_YOUR INSTRUCTIONS_. In the data below, find each line containing the string "стандартов" and return it.

>> start

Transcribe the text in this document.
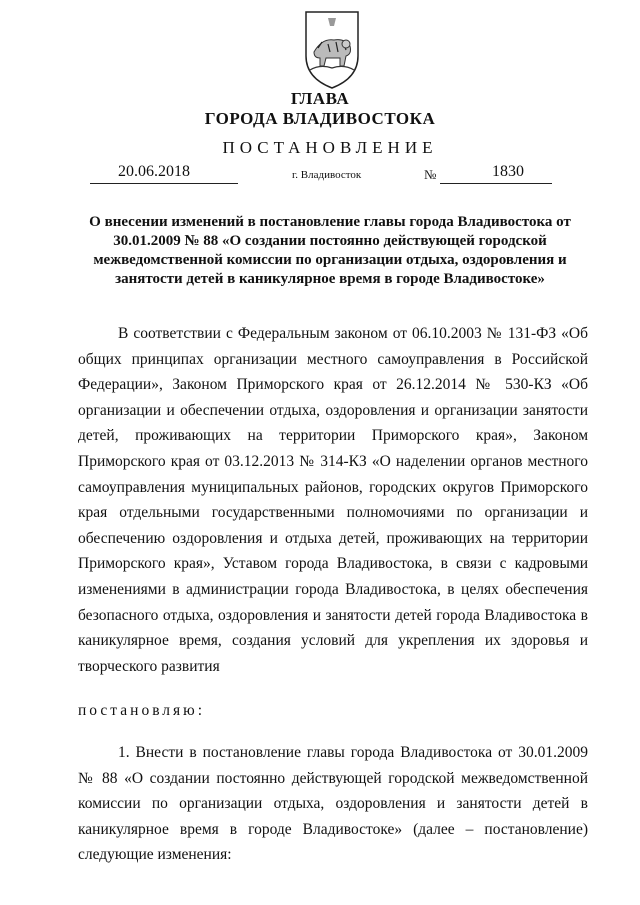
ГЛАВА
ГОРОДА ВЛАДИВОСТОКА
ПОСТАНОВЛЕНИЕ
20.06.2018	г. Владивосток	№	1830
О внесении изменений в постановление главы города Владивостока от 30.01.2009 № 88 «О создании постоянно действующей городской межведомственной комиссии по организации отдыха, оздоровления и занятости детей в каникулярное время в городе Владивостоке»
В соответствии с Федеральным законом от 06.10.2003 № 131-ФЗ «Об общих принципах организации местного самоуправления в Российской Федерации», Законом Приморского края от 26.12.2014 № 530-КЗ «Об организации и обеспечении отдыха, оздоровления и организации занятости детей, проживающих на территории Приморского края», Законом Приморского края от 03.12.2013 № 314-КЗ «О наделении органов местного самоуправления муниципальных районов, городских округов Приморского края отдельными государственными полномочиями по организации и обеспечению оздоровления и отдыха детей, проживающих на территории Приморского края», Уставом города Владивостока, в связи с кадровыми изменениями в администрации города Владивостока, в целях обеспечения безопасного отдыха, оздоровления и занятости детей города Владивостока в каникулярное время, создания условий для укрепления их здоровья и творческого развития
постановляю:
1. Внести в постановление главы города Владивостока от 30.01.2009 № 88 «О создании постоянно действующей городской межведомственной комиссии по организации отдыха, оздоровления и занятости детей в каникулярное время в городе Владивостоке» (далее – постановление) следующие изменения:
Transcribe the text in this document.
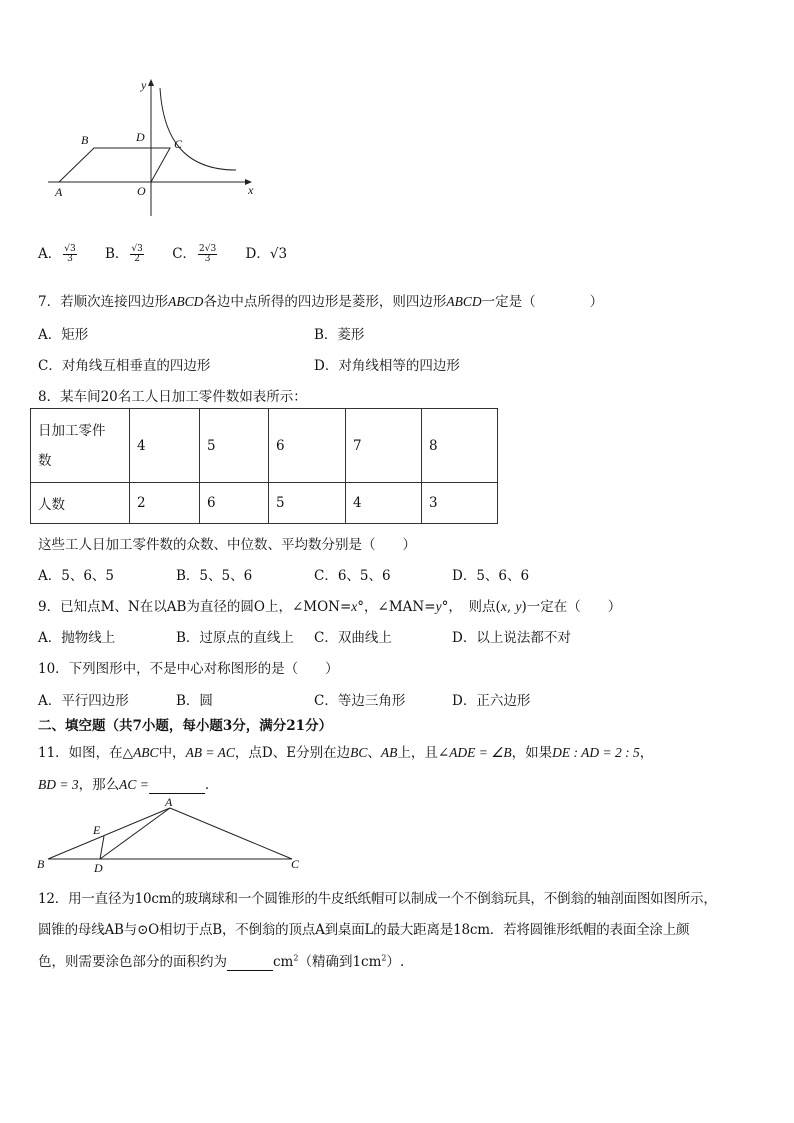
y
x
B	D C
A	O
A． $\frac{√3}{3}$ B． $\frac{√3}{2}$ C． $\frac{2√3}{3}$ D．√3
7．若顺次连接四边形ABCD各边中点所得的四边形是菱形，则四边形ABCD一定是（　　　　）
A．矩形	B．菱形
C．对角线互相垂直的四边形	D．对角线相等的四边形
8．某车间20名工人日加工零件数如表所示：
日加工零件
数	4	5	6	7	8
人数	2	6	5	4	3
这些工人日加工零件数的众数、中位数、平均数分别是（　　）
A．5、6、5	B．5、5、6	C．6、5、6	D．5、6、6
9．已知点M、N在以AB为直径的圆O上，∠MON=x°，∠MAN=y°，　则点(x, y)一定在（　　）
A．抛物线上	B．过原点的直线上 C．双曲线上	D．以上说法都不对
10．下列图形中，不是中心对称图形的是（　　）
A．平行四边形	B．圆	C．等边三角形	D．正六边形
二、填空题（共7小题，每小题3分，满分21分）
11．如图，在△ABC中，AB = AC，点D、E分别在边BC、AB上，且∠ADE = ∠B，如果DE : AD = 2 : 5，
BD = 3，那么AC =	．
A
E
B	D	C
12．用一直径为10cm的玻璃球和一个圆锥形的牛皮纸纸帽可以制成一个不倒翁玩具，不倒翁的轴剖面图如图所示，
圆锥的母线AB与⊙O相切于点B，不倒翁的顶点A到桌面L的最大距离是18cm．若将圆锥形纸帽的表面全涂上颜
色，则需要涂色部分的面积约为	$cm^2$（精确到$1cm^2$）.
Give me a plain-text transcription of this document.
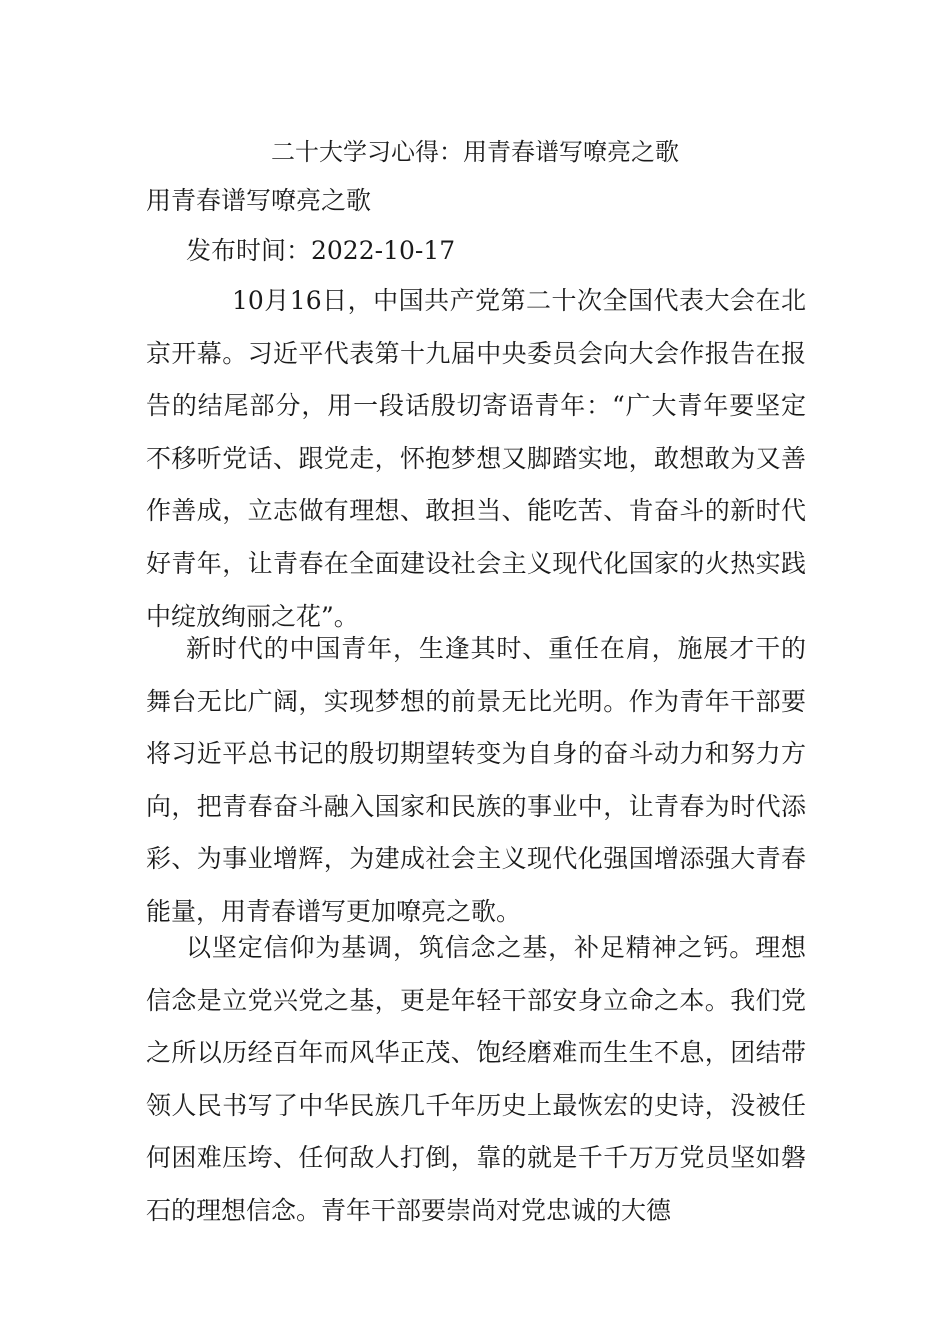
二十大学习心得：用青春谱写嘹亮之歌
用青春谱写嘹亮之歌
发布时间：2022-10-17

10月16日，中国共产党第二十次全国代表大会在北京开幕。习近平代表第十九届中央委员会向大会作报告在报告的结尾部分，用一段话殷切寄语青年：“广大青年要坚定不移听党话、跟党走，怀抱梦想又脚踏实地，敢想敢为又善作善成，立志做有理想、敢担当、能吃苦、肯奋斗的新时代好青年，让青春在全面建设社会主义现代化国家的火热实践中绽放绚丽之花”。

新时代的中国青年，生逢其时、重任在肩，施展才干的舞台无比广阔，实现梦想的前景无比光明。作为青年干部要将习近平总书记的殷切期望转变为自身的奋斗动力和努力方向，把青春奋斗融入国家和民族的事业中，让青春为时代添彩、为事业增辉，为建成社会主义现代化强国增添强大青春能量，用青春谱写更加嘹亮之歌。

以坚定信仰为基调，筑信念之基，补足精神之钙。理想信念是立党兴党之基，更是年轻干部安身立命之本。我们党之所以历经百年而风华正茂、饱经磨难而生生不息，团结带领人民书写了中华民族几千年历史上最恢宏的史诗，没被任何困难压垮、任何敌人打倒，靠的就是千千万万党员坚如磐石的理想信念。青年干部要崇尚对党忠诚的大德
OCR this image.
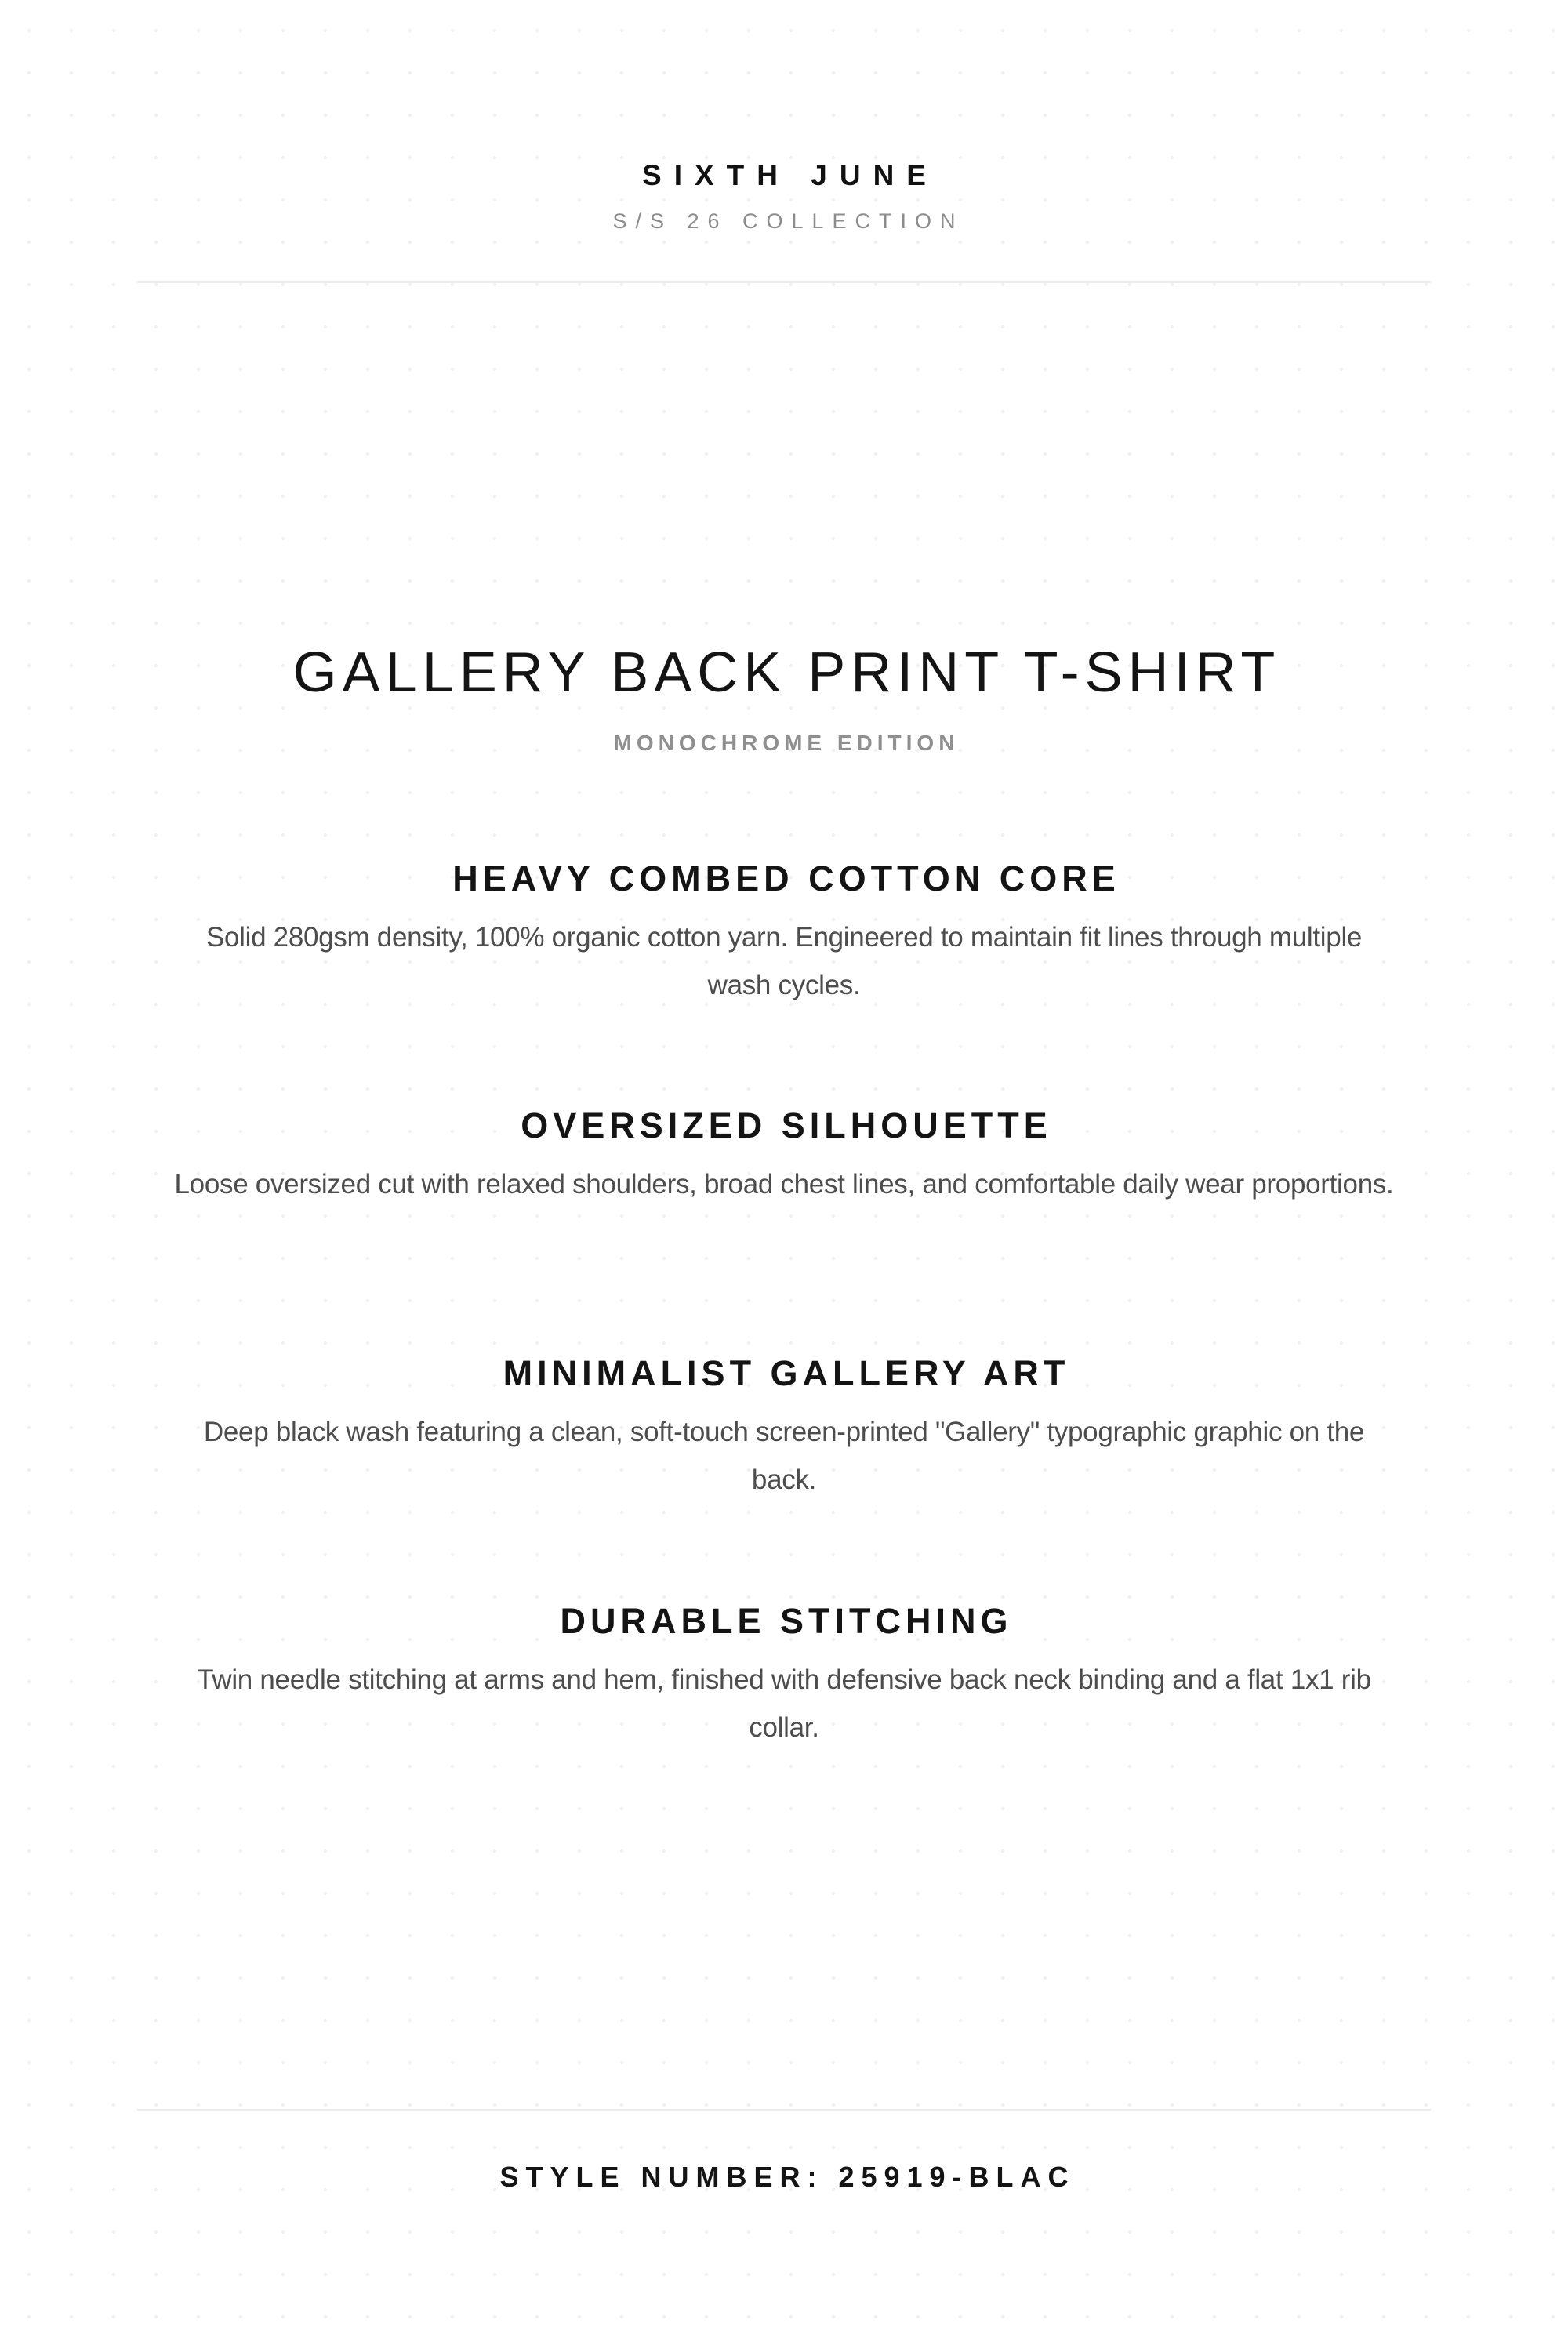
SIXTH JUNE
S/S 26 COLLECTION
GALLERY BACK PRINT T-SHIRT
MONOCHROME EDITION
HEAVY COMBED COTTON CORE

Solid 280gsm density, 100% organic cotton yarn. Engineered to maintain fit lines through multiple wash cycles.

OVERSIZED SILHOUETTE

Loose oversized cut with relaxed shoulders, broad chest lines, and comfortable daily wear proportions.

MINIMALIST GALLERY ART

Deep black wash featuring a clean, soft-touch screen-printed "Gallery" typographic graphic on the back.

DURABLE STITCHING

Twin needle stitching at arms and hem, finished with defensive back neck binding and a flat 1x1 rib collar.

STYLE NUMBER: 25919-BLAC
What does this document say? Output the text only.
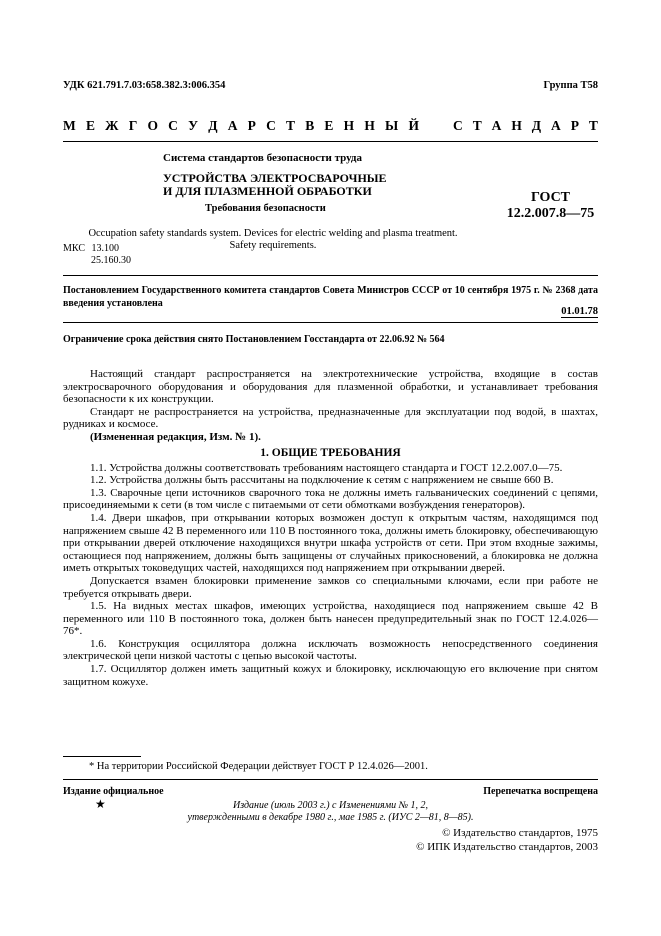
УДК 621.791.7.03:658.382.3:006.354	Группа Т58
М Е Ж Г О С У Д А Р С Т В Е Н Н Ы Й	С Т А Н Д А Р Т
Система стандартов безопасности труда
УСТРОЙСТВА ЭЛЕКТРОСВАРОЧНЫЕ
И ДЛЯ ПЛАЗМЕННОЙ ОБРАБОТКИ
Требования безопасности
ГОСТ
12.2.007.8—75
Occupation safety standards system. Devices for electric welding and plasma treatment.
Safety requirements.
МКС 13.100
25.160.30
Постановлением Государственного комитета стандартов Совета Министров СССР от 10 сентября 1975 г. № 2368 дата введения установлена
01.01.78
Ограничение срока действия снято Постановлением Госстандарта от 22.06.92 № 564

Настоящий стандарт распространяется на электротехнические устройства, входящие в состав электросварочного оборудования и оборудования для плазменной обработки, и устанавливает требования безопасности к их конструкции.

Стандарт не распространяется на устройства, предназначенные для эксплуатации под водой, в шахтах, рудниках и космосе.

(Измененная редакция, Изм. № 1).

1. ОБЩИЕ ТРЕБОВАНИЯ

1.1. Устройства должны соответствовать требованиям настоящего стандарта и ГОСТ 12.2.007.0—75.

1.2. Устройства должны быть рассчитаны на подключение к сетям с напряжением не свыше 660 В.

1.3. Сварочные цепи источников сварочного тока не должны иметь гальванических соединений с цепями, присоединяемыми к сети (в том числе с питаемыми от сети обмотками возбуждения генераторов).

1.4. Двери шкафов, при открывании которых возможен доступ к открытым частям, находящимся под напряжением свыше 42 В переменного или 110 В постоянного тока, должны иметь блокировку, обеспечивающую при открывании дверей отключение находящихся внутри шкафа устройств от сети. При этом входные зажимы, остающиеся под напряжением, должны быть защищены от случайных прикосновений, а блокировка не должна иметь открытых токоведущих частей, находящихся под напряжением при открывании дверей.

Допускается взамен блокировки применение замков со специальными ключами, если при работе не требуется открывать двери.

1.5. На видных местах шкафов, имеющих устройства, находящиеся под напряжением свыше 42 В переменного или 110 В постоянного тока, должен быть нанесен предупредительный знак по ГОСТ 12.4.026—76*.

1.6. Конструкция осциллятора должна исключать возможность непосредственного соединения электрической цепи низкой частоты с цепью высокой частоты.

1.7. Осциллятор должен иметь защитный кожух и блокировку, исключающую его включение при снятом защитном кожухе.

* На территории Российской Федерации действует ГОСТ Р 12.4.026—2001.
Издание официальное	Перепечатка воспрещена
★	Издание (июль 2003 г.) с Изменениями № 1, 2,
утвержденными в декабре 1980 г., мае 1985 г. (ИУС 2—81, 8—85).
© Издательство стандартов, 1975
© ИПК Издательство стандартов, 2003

>> end

_FULL OUTPUT_.
Система стандартов безопасности труда
Постановлением Государственного комитета стандартов Совета Министров СССР от 10 сентября 1975 г. № 2368 дата введения установлена
© Издательство стандартов, 1975
© ИПК Издательство стандартов, 2003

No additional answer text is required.